• [DOCUMENT PASSAGE]
Friday, May 4, 2012

BU MFA poets at the Boston Playwrights' Theater


At 7 PM on May 15, 2012, come to the Boston Playwright's Theater at 949 Commonwealth Avenue, for the final session in the BU MFA poetry reading series, featuring Susan Barba, Mike Brokos, Bryan Coller, Megan Fernandes, L. E. Goldstein, Abriana Jette, Natasha Hakimi, and Kelly Morse. Wine and cheese reception to follow.
 
ABOUT THE READERS

  • Susan Barba is the managing editor at David R. Godine, Publisher/Black Sparrow Books. She has a Ph.D. in comparative literature from Harvard University, and her writing has appeared in Boston Review, Words Without Borders, and The Yalobusha Review. She has a poem forthcoming in the Hudson Review, and she lives in Cambridge with her husband and two children.
  • Mike Brokos hails from the mid-Atlantic, growing up outside of Baltimore, earning an undergraduate degree in English from the University of Maryland, and living in the Washington, DC area for several years before coming to Boston to work on his MFA in Poetry.
  • Bryan Coller grew up in Southern California where he attended UC Irvine. He studies and teaches creative writing at Boston University.
  • Laura Goldstein is from Niceville, Florida. She finished a creative writing M.A. in August from the University of Southern Mississippi, and is now pursuing her M.F.A in poetry from Boston University.
  • Natasha Hakimi holds both a B.A. in Spanish and a B.A. in English with a creative writing concentration from the University of California, Los Angeles.She has received several awards for creative writing, including the May Merrill Miller Award for Poetry in 2008 and 2010, the Ruth Brill Award for short fiction in 2010 and the Falling Leaves Award in 2010. Natasha writes for Los Angeles Magazine and Truthdig and is pursuing her M.F.A. in Creative Writing, with an emphasis in Poetry at Boston University.
  • Megan Fernandes is a PhD candidate in English Literature at UC Santa Barbara. She is the editor of Strangers in Paris (Tightrope Books 2011) and has two forthcoming chapbooks, Organ Speech (Corrupt Press, November 2011) and Some Citrus Makes me Blue (Dancing Girl Press, January 2012). She has also been published in Upstairs at Duroc and Media Fields: Science and Scale.

• [EXERCISES TO COMPLETE]
1. In the reading announcement, rewrite the passage from "ABOUT THE READERS" to "writing at Boston University.", replacing "Cambridge" with "Somerville".
2. State whether each statement agrees with the reading announcement, answering yes or no and quoting the deciding words: (a) The reading begins at 7 PM. (b) Bryan Coller attended UC Santa Barbara. (c) Natasha Hakimi received the Ruth Brill Award for poetry.
3. According to the reading announcement, at which university did Mike Brokos earn his undergraduate degree, and in what subject?

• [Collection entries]
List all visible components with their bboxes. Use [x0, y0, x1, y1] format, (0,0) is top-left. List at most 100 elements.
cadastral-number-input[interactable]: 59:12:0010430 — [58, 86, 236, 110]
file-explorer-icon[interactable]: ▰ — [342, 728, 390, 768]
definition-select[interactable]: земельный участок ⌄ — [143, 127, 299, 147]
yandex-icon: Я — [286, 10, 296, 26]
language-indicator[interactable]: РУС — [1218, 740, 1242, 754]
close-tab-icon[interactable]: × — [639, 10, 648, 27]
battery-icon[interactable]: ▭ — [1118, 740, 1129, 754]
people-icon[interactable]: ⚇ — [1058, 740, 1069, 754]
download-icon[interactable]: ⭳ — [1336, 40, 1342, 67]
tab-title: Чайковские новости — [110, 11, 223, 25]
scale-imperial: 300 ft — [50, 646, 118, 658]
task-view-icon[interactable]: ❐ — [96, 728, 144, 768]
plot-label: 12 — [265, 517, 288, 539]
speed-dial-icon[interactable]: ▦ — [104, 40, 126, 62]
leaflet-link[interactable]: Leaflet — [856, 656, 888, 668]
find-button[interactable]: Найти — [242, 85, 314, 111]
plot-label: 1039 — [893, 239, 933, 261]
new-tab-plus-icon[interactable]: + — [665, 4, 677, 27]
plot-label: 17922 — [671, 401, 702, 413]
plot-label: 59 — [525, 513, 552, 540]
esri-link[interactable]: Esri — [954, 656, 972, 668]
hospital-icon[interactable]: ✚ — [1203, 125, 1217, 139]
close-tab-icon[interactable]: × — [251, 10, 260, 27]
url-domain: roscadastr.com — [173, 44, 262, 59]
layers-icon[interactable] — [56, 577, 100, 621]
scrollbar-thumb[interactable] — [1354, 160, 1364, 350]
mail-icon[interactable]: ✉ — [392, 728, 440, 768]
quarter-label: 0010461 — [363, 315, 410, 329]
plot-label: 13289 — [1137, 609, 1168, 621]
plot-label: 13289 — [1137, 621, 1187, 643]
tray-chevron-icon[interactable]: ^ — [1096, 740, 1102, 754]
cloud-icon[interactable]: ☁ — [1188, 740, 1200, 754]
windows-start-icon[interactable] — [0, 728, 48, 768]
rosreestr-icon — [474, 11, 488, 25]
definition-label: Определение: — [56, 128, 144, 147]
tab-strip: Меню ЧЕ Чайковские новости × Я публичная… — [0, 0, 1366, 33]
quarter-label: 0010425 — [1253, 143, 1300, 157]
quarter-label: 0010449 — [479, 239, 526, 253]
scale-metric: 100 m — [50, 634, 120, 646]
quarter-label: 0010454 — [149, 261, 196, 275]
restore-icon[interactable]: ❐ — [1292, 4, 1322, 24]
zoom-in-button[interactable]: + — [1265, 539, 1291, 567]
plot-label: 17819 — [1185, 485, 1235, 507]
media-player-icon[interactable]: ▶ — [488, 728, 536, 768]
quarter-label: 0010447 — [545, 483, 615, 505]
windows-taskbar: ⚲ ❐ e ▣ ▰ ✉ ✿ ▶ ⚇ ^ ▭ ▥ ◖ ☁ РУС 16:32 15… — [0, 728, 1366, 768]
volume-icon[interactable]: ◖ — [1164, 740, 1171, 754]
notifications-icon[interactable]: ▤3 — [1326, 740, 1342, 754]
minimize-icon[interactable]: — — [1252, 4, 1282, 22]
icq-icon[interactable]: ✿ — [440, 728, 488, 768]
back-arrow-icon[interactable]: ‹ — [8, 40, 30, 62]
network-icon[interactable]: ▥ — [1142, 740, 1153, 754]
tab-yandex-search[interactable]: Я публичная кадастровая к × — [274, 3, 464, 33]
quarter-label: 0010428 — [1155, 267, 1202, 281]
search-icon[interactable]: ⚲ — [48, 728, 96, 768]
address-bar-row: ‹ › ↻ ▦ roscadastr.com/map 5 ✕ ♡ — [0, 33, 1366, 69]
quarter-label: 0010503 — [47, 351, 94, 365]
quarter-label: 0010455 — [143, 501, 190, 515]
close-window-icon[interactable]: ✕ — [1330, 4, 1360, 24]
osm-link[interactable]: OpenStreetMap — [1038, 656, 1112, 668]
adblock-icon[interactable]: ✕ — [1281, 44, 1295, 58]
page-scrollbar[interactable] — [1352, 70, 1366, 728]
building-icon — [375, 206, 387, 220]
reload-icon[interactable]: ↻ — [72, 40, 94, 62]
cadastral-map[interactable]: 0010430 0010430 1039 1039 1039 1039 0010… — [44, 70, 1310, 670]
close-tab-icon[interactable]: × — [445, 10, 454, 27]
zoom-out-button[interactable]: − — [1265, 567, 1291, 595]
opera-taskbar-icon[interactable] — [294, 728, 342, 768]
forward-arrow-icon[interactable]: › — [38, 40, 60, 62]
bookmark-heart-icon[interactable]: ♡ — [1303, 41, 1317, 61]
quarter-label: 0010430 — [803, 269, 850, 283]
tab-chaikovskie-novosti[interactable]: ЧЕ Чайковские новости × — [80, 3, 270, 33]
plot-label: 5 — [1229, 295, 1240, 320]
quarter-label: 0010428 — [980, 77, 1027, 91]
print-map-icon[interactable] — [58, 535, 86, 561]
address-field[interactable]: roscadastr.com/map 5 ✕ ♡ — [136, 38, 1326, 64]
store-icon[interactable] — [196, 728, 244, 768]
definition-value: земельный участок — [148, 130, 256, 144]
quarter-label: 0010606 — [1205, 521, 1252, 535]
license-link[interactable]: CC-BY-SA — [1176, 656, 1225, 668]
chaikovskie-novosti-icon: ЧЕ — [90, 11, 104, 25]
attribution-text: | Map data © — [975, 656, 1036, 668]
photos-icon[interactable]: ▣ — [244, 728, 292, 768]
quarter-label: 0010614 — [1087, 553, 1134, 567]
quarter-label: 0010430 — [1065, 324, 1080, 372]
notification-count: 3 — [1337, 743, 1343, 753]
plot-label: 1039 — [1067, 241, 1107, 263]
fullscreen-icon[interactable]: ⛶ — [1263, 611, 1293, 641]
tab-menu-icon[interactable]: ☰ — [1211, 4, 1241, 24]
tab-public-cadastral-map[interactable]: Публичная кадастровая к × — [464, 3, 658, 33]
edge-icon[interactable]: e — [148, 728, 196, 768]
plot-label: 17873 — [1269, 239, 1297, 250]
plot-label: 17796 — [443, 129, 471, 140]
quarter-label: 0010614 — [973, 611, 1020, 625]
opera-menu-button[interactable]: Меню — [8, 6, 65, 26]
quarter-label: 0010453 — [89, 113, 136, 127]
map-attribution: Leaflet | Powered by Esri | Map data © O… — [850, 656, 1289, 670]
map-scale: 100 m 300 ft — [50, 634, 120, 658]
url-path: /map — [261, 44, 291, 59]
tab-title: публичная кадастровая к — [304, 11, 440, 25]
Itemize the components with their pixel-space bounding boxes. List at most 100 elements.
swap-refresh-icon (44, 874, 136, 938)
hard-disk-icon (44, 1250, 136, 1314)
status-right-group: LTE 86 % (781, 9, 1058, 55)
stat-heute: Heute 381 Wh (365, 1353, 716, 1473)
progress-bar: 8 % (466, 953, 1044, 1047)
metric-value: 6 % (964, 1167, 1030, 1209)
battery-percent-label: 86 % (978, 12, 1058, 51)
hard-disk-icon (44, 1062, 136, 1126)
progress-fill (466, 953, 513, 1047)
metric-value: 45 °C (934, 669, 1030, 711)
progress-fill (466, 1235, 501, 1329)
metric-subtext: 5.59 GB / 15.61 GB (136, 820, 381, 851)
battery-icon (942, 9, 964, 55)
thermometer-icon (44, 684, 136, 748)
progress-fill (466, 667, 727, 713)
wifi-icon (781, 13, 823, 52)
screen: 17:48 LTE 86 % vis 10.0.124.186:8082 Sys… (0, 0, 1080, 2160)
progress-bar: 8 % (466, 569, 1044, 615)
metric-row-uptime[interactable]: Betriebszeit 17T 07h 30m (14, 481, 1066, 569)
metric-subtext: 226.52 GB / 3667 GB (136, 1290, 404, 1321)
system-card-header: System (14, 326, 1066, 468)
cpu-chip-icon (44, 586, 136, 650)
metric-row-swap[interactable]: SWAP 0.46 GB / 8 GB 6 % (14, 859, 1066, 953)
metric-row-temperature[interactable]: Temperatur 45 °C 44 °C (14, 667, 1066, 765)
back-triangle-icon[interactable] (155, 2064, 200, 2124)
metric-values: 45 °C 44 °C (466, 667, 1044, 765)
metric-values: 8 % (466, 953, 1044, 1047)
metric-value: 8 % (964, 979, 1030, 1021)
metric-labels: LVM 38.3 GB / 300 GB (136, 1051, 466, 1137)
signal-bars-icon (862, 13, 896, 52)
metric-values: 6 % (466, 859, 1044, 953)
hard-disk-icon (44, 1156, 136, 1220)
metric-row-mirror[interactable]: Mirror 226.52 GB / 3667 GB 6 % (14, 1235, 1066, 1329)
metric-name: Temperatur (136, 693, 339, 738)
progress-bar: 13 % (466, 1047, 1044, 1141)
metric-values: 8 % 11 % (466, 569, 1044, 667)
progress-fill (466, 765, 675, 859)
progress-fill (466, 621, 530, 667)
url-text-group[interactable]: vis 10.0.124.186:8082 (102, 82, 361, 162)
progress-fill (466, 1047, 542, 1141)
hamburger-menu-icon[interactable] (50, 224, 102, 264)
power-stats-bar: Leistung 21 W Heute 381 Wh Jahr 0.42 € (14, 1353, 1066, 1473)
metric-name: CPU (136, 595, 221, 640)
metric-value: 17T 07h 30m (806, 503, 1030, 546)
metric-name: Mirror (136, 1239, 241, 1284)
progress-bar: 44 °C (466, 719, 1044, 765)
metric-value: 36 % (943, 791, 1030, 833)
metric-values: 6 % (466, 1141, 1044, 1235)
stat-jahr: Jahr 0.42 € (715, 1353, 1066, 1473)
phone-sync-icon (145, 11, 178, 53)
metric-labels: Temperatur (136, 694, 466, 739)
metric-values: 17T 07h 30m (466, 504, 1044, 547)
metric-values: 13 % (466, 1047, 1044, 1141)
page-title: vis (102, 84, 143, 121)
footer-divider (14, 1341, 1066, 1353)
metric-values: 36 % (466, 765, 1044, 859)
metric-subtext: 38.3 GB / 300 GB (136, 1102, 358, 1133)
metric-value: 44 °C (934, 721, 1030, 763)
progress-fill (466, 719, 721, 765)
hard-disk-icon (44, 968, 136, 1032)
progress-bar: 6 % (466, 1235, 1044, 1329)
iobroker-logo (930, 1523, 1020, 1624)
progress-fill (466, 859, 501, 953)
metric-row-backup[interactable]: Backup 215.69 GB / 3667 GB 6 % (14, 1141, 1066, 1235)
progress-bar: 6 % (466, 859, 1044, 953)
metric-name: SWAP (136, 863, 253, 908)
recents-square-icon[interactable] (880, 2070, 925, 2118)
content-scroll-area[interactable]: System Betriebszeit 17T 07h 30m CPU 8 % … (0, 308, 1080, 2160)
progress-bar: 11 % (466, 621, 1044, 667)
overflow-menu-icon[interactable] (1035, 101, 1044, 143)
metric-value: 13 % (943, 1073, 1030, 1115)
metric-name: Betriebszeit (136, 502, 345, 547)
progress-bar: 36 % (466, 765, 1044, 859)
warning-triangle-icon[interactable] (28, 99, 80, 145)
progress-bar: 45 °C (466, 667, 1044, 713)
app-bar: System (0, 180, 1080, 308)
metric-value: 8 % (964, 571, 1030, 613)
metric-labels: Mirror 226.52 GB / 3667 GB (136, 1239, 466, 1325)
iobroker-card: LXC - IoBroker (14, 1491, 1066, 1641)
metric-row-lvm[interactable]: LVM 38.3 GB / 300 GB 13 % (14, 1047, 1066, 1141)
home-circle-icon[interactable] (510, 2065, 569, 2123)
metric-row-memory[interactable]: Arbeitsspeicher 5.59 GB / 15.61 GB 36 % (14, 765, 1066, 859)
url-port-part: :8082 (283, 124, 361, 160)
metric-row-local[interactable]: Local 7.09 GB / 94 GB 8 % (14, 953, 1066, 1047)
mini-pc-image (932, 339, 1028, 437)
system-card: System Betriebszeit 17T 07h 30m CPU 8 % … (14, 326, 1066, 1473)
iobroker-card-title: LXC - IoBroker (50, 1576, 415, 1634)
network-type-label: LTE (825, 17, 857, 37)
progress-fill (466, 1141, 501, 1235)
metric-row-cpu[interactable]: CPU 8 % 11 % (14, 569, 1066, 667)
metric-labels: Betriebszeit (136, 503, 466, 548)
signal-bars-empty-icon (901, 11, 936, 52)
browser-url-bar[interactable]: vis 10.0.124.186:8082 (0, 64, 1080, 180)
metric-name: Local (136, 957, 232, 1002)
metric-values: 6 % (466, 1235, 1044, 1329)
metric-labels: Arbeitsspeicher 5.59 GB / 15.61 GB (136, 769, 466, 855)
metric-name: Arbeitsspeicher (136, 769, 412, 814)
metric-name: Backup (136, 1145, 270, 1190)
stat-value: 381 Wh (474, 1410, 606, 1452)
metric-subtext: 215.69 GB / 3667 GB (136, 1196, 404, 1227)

• [TASK RESPONSES]
1.
ABOUT THE READERS

  • Susan Barba is the managing editor at David R. Godine, Publisher/Black Sparrow Books. She has a Ph.D. in comparative literature from Harvard University, and her writing has appeared in Boston Review, Words Without Borders, and The Yalobusha Review. She has a poem forthcoming in the Hudson Review, and she lives in Somerville with her husband and two children.
  • Mike Brokos hails from the mid-Atlantic, growing up outside of Baltimore, earning an undergraduate degree in English from the University of Maryland, and living in the Washington, DC area for several years before coming to Boston to work on his MFA in Poetry.
  • Bryan Coller grew up in Southern California where he attended UC Irvine. He studies and teaches creative writing at Boston University.

2.
(a) Yes: "At 7 PM on May 15, 2012"
(b) No: "Bryan Coller grew up in Southern California where he attended UC Irvine."
(c) No: "the Ruth Brill Award for short fiction in 2010"

3. He earned an undergraduate degree in English from the University of Maryland.